Task directions:
Search the material for the string "JSON" and copy each line where it occurs.

* Begin Extracted material *

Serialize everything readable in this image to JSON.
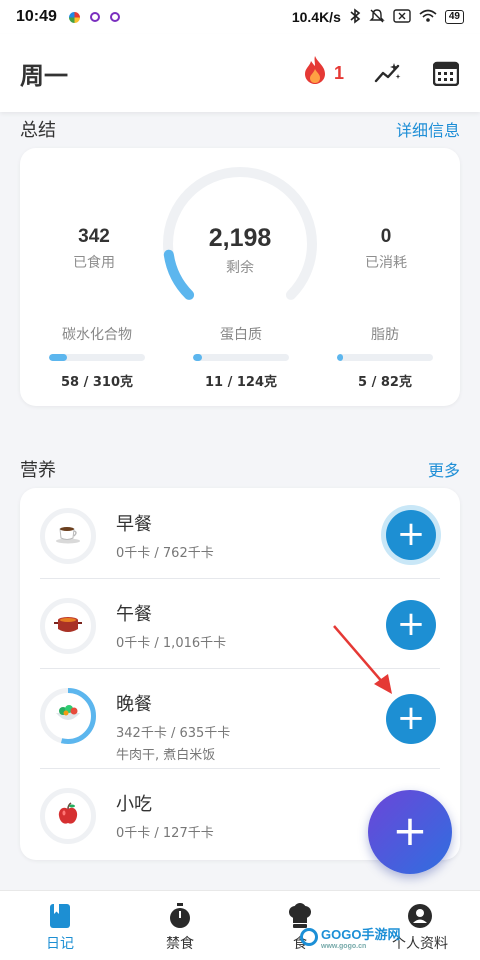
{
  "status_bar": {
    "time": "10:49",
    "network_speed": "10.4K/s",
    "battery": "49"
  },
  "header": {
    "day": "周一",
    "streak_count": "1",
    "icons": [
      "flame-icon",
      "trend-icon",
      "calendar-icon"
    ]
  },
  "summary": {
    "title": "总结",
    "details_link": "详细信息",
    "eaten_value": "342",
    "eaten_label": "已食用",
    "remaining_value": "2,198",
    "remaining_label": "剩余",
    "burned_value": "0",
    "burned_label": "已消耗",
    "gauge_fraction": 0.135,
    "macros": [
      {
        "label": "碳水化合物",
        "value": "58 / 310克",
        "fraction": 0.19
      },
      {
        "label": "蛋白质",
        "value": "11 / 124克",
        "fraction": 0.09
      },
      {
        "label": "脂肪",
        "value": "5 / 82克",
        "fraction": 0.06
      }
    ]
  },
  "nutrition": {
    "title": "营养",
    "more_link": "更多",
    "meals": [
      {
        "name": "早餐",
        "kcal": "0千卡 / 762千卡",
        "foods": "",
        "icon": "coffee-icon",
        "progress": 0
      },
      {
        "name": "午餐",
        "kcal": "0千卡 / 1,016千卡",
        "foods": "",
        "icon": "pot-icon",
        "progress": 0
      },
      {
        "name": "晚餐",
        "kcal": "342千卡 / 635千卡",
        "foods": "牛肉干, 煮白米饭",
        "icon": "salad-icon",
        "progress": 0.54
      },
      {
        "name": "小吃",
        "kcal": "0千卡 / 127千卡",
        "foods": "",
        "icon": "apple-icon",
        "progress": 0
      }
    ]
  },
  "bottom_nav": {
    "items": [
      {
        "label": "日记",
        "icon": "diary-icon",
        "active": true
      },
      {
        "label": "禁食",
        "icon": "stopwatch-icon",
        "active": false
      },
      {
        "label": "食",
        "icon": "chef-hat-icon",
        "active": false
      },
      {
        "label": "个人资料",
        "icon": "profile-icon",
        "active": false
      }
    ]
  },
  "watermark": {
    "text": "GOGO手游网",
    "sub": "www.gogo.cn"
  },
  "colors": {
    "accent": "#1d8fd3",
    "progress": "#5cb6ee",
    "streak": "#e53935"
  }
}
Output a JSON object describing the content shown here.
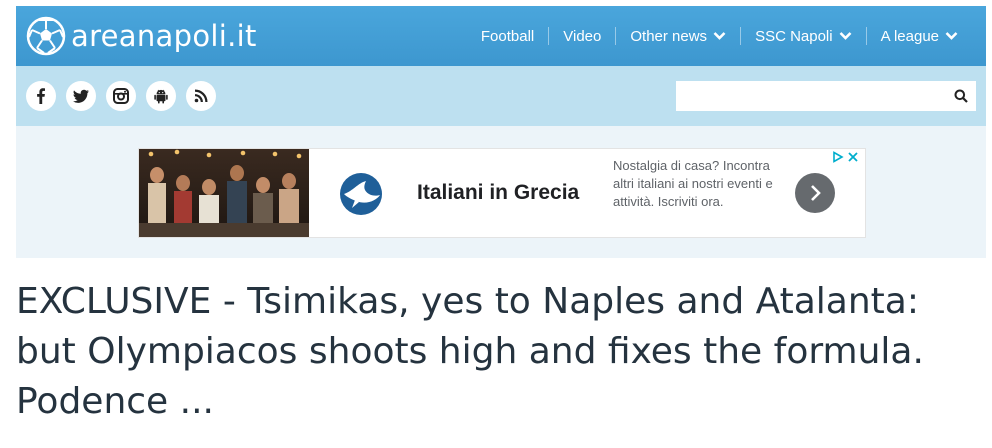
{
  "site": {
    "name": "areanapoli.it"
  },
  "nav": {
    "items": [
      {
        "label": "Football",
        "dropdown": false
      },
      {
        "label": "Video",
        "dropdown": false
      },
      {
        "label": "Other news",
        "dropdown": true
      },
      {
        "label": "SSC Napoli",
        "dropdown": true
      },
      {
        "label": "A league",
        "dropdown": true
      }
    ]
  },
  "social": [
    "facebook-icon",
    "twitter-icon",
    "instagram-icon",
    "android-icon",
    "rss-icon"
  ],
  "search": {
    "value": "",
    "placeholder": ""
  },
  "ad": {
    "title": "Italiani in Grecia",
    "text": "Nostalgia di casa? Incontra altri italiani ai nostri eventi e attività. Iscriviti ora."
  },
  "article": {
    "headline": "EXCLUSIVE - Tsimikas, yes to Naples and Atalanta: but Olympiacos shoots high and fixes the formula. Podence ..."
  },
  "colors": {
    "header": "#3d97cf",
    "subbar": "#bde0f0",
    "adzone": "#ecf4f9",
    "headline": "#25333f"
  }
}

* End Extracted material *
* Begin Extracted material *

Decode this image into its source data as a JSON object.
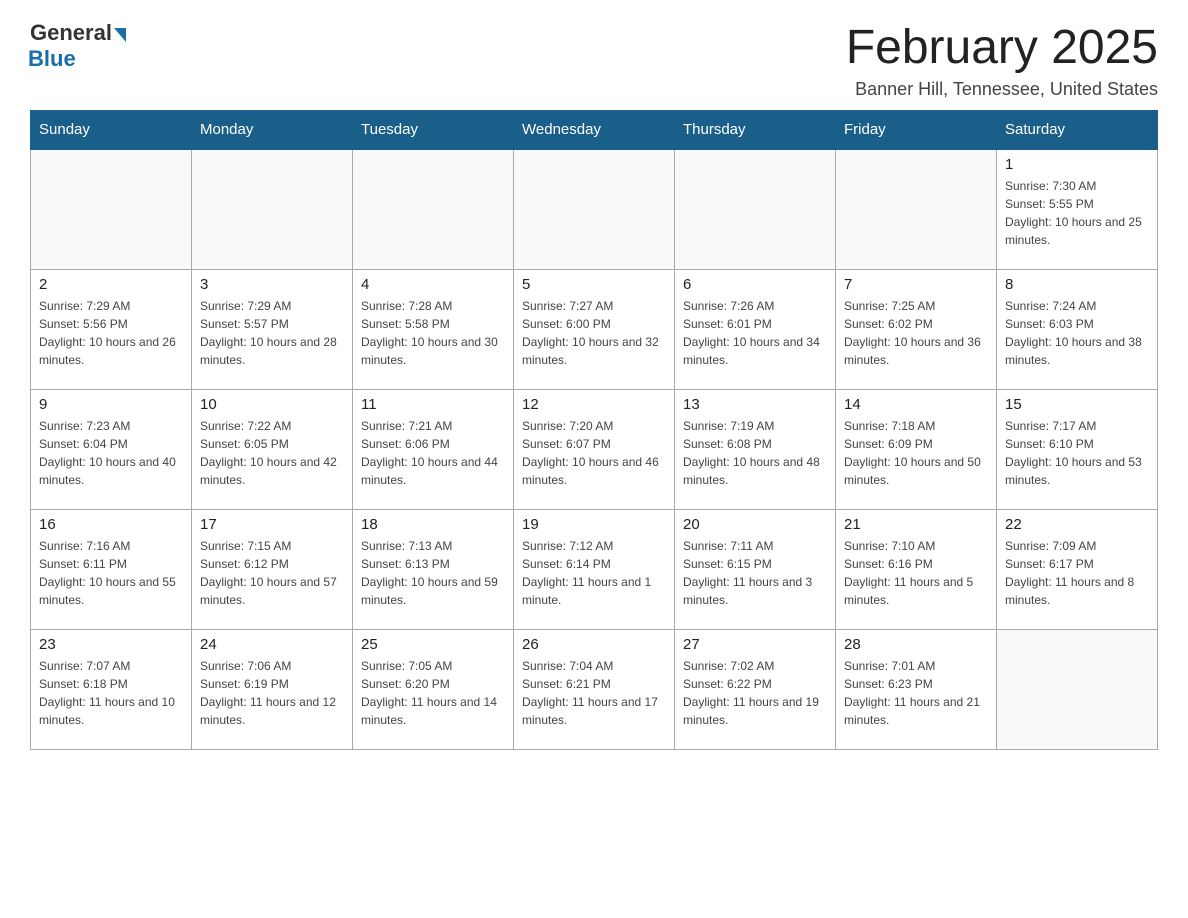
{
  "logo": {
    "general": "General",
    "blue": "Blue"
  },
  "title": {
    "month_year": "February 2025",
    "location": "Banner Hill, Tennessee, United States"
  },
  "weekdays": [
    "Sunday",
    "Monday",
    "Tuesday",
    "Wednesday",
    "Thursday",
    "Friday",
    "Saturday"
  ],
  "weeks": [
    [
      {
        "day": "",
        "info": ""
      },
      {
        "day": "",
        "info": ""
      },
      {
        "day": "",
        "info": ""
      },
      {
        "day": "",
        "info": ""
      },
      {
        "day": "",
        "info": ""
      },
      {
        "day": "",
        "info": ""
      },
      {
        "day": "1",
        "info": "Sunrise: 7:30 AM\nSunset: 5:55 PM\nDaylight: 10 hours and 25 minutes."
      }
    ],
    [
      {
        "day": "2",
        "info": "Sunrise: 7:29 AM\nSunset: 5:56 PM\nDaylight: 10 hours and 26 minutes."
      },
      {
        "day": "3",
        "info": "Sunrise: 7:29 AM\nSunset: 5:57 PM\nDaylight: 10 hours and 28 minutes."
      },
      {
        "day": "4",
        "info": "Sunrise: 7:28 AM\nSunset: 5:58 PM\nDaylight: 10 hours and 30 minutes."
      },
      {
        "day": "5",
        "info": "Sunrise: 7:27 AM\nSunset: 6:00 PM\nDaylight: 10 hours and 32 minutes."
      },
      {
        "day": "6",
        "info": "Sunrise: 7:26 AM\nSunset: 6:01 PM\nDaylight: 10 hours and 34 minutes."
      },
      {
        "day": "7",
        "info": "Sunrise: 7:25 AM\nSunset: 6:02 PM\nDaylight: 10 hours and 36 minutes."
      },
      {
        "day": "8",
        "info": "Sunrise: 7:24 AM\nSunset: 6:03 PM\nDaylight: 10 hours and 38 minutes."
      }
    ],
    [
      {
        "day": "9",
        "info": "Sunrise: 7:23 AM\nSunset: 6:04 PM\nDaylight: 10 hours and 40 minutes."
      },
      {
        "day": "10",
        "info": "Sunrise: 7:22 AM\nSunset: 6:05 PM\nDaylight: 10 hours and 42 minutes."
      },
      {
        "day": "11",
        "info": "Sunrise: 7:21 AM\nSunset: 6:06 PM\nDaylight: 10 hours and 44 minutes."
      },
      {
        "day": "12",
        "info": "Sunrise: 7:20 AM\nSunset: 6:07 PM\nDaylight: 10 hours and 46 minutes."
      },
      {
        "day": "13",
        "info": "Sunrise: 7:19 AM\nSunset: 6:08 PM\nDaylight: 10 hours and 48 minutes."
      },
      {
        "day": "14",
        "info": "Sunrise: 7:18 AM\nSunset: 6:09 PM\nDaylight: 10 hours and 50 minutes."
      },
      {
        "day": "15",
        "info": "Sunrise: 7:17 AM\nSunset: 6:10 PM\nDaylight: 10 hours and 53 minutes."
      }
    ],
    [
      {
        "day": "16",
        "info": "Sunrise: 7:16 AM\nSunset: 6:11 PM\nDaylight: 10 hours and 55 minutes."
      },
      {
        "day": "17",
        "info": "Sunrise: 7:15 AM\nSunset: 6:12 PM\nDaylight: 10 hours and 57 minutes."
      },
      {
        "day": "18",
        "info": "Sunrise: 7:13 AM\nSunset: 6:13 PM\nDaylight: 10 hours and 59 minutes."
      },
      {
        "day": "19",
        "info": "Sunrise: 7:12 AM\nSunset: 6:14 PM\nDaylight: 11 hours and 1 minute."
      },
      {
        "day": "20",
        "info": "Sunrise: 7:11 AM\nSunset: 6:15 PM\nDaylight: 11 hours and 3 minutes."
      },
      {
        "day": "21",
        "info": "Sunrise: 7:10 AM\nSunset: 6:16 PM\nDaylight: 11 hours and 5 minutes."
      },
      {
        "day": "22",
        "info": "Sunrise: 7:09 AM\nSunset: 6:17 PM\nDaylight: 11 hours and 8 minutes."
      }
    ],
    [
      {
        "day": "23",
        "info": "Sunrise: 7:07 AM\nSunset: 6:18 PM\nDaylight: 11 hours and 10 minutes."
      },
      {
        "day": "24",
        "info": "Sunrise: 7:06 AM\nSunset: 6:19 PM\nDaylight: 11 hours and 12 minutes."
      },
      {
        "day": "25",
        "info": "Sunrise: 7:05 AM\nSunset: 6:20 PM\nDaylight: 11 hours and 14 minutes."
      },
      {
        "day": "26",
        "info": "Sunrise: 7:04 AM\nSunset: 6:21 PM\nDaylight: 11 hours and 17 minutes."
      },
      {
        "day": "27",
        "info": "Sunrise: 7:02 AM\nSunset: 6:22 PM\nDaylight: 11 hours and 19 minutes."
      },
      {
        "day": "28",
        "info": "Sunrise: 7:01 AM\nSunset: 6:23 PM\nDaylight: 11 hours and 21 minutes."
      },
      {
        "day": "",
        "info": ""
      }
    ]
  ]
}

* End Extracted material *

Task answer:
Serialize everything readable in this image to JSON.
Output a JSON object describing the content shown here.
Decode this image into its source data as a JSON object.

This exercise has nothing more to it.